**Goal**
The listing below is to be output in its exact form.

+---+

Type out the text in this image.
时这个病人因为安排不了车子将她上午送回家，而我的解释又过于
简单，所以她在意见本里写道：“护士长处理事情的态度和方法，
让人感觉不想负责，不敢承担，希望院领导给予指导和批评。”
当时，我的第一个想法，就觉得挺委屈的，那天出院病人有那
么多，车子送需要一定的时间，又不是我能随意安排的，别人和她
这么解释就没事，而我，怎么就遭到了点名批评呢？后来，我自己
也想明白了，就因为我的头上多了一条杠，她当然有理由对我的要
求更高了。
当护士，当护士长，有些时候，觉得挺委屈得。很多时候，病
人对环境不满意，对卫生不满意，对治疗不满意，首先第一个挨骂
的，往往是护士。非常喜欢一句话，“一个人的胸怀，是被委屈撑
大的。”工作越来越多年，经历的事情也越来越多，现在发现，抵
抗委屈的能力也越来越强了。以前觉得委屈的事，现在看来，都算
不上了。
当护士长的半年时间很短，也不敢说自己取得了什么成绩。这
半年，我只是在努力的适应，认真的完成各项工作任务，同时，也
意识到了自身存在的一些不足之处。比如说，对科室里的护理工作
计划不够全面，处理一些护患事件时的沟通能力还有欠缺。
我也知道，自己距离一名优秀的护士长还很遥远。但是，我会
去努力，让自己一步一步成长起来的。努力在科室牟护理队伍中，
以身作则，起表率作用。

+---+

**The answer**
Type out the text in this image.
时这个病人因为安排不了车子将她上午送回家，而我的解释又过于
简单，所以她在意见本里写道：“护士长处理事情的态度和方法，
让人感觉不想负责，不敢承担，希望院领导给予指导和批评。”
当时，我的第一个想法，就觉得挺委屈的，那天出院病人有那
么多，车子送需要一定的时间，又不是我能随意安排的，别人和她
这么解释就没事，而我，怎么就遭到了点名批评呢？后来，我自己
也想明白了，就因为我的头上多了一条杠，她当然有理由对我的要
求更高了。
当护士，当护士长，有些时候，觉得挺委屈得。很多时候，病
人对环境不满意，对卫生不满意，对治疗不满意，首先第一个挨骂
的，往往是护士。非常喜欢一句话，“一个人的胸怀，是被委屈撑
大的。”工作越来越多年，经历的事情也越来越多，现在发现，抵
抗委屈的能力也越来越强了。以前觉得委屈的事，现在看来，都算
不上了。
当护士长的半年时间很短，也不敢说自己取得了什么成绩。这
半年，我只是在努力的适应，认真的完成各项工作任务，同时，也
意识到了自身存在的一些不足之处。比如说，对科室里的护理工作
计划不够全面，处理一些护患事件时的沟通能力还有欠缺。
我也知道，自己距离一名优秀的护士长还很遥远。但是，我会
去努力，让自己一步一步成长起来的。努力在科室牟护理队伍中，
以身作则，起表率作用。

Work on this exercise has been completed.